# [Figure dataset records]
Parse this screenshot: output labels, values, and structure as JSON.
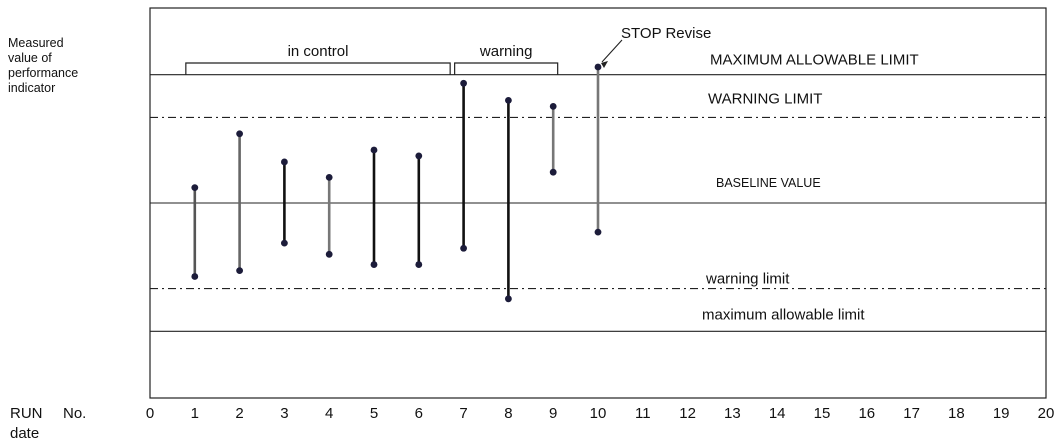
{
  "chart_data": {
    "type": "range",
    "title": "",
    "ylabel": "Measured\nvalue of\nperformance\nindicator",
    "xlabel_run": "RUN",
    "xlabel_no": "No.",
    "xlabel_date": "date",
    "x_ticks": [
      0,
      1,
      2,
      3,
      4,
      5,
      6,
      7,
      8,
      9,
      10,
      11,
      12,
      13,
      14,
      15,
      16,
      17,
      18,
      19,
      20
    ],
    "xlim": [
      0,
      20
    ],
    "ylim": [
      -1.52,
      1.52
    ],
    "lines": [
      {
        "name": "max_upper",
        "label": "MAXIMUM ALLOWABLE LIMIT",
        "value": 1,
        "style": "solid"
      },
      {
        "name": "warn_upper",
        "label": "WARNING LIMIT",
        "value": 0.667,
        "style": "dashdot"
      },
      {
        "name": "baseline",
        "label": "BASELINE VALUE",
        "value": 0,
        "style": "solid"
      },
      {
        "name": "warn_lower",
        "label": "warning limit",
        "value": -0.667,
        "style": "dashdot"
      },
      {
        "name": "max_lower",
        "label": "maximum allowable limit",
        "value": -1,
        "style": "solid"
      }
    ],
    "runs": [
      {
        "x": 1,
        "low": -0.573,
        "high": 0.12,
        "color": "#555555"
      },
      {
        "x": 2,
        "low": -0.527,
        "high": 0.54,
        "color": "#666666"
      },
      {
        "x": 3,
        "low": -0.313,
        "high": 0.32,
        "color": "#111111"
      },
      {
        "x": 4,
        "low": -0.4,
        "high": 0.2,
        "color": "#777777"
      },
      {
        "x": 5,
        "low": -0.48,
        "high": 0.413,
        "color": "#111111"
      },
      {
        "x": 6,
        "low": -0.48,
        "high": 0.367,
        "color": "#111111"
      },
      {
        "x": 7,
        "low": -0.353,
        "high": 0.933,
        "color": "#111111"
      },
      {
        "x": 8,
        "low": -0.747,
        "high": 0.8,
        "color": "#111111"
      },
      {
        "x": 9,
        "low": 0.24,
        "high": 0.753,
        "color": "#777777"
      },
      {
        "x": 10,
        "low": -0.227,
        "high": 1.06,
        "color": "#777777"
      }
    ],
    "brackets": [
      {
        "label": "in control",
        "x_start": 0.8,
        "x_end": 6.7
      },
      {
        "label": "warning",
        "x_start": 6.8,
        "x_end": 9.1
      }
    ],
    "annotation": {
      "label": "STOP Revise",
      "target_x": 10,
      "target_y": 1.06
    }
  }
}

# [Exercise aim]
Copy the whole listing above word for word but do not carry over the pictures.

# [Expected answer]
Parse this screenshot: output labels, values, and structure as JSON.
{
  "chart_data": {
    "type": "range",
    "title": "",
    "ylabel": "Measured\nvalue of\nperformance\nindicator",
    "xlabel_run": "RUN",
    "xlabel_no": "No.",
    "xlabel_date": "date",
    "x_ticks": [
      0,
      1,
      2,
      3,
      4,
      5,
      6,
      7,
      8,
      9,
      10,
      11,
      12,
      13,
      14,
      15,
      16,
      17,
      18,
      19,
      20
    ],
    "xlim": [
      0,
      20
    ],
    "ylim": [
      -1.52,
      1.52
    ],
    "lines": [
      {
        "name": "max_upper",
        "label": "MAXIMUM ALLOWABLE LIMIT",
        "value": 1,
        "style": "solid"
      },
      {
        "name": "warn_upper",
        "label": "WARNING LIMIT",
        "value": 0.667,
        "style": "dashdot"
      },
      {
        "name": "baseline",
        "label": "BASELINE VALUE",
        "value": 0,
        "style": "solid"
      },
      {
        "name": "warn_lower",
        "label": "warning limit",
        "value": -0.667,
        "style": "dashdot"
      },
      {
        "name": "max_lower",
        "label": "maximum allowable limit",
        "value": -1,
        "style": "solid"
      }
    ],
    "runs": [
      {
        "x": 1,
        "low": -0.573,
        "high": 0.12,
        "color": "#555555"
      },
      {
        "x": 2,
        "low": -0.527,
        "high": 0.54,
        "color": "#666666"
      },
      {
        "x": 3,
        "low": -0.313,
        "high": 0.32,
        "color": "#111111"
      },
      {
        "x": 4,
        "low": -0.4,
        "high": 0.2,
        "color": "#777777"
      },
      {
        "x": 5,
        "low": -0.48,
        "high": 0.413,
        "color": "#111111"
      },
      {
        "x": 6,
        "low": -0.48,
        "high": 0.367,
        "color": "#111111"
      },
      {
        "x": 7,
        "low": -0.353,
        "high": 0.933,
        "color": "#111111"
      },
      {
        "x": 8,
        "low": -0.747,
        "high": 0.8,
        "color": "#111111"
      },
      {
        "x": 9,
        "low": 0.24,
        "high": 0.753,
        "color": "#777777"
      },
      {
        "x": 10,
        "low": -0.227,
        "high": 1.06,
        "color": "#777777"
      }
    ],
    "brackets": [
      {
        "label": "in control",
        "x_start": 0.8,
        "x_end": 6.7
      },
      {
        "label": "warning",
        "x_start": 6.8,
        "x_end": 9.1
      }
    ],
    "annotation": {
      "label": "STOP Revise",
      "target_x": 10,
      "target_y": 1.06
    }
  }
}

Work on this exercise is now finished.